---------- Document ----------
Amazon EMR Pyspark: rdd.distinct.count() failling

Question

I am currently working with an EMR cluster connecting to RDS to gather 2 table.

The two RDD created are quite huge but I can perform .take(x) operations other them.

I can also perform more complex operations such as:

info_rdd = somerdd.map(lambda x: (x[1], x[2])).groupByKey().map(some_lambda)
apps_rdd = apps.join(info_rdd).map(lambda x: (x[0], (x[1][0], x[1][1][0], x[1][1][1])))

But doing the following operation to count the number of distinct users imported from RDS do not work:

unique_users = rdd.distinct.count()

I have tried many configuration to see if it was a memory issues before (just in case but it does not solve the problem) ...

These are the errors I am getting now:

Traceback (most recent call last):
File "/home/hadoop/AppEngine/src/server.py", line 56, in <module>
run_server()
File "/home/hadoop/AppEngine/src/server.py", line 53, in run_server
AppServer().run()
File "/home/hadoop/AppEngine/src/server.py", line 45, in run
api = create_app(self.context, self.apps, self.devices)
File "/home/hadoop/AppEngine/src/api.py", line 190, in create_app
engine = AppEngine(spark_context, apps, devices)
File "/home/hadoop/AppEngine/src/engine.py", line 56, in __init__
self.unique_users = self.ratings.distinct().count()
File "/usr/lib/spark/python/lib/pyspark.zip/pyspark/rdd.py", line 1041, in count
File "/usr/lib/spark/python/lib/pyspark.zip/pyspark/rdd.py", line 1032, in sum
File "/usr/lib/spark/python/lib/pyspark.zip/pyspark/rdd.py", line 906, in fold
File "/usr/lib/spark/python/lib/pyspark.zip/pyspark/rdd.py", line 809, in collect
File "/usr/lib/spark/python/lib/py4j-0.10.4-src.zip/py4j/java_gateway.py", line 1133, in __call__
File "/usr/lib/spark/python/lib/pyspark.zip/pyspark/sql/utils.py", line 63, in deco

File "/usr/lib/spark/python/lib/py4j-0.10.4-src.zip/py4j/protocol.py", line 319, in get_return_value
py4j.protocol.Py4JJavaError: An error occurred while calling z:org.apache.spark.api.python.PythonRDD.collectAndServe.
---------- Record extracts ----------
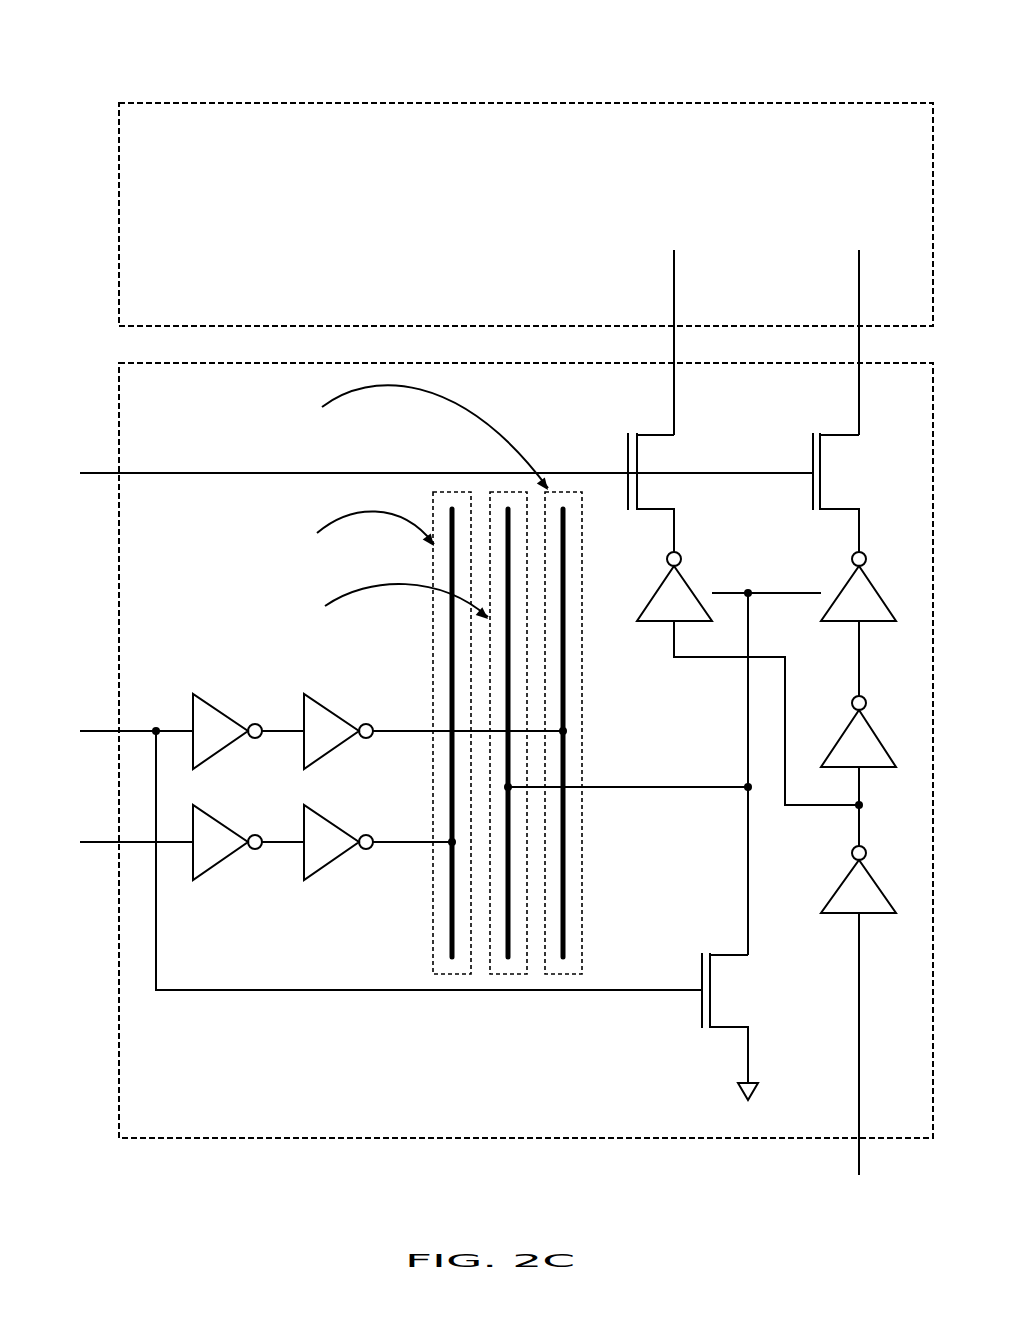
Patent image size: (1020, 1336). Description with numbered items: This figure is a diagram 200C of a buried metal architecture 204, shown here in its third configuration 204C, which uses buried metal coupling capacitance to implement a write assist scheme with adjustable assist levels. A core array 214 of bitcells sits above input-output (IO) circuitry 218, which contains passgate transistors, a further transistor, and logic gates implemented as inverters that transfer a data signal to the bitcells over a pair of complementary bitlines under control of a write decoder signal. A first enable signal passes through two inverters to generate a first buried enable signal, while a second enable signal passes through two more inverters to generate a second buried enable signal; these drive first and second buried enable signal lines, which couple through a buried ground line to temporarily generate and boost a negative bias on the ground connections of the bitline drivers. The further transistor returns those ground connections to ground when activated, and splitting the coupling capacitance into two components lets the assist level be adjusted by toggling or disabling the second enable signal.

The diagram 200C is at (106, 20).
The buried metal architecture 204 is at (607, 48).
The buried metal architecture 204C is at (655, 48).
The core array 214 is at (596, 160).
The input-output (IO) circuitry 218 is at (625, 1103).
----------
*Tasks*.
[1] In the EMR PySpark thread, what is the EMR cluster connecting to?
[2] Print the EMR PySpark thread from "unique_users = rdd.distinct.count()" up to and including "AppServer().run()".

*Solution set*.
[1] RDS, to gather two tables.

[2]
unique_users = rdd.distinct.count()

I have tried many configuration to see if it was a memory issues before (just in case but it does not solve the problem) ...

These are the errors I am getting now:

Traceback (most recent call last):
File "/home/hadoop/AppEngine/src/server.py", line 56, in <module>
run_server()
File "/home/hadoop/AppEngine/src/server.py", line 53, in run_server
AppServer().run()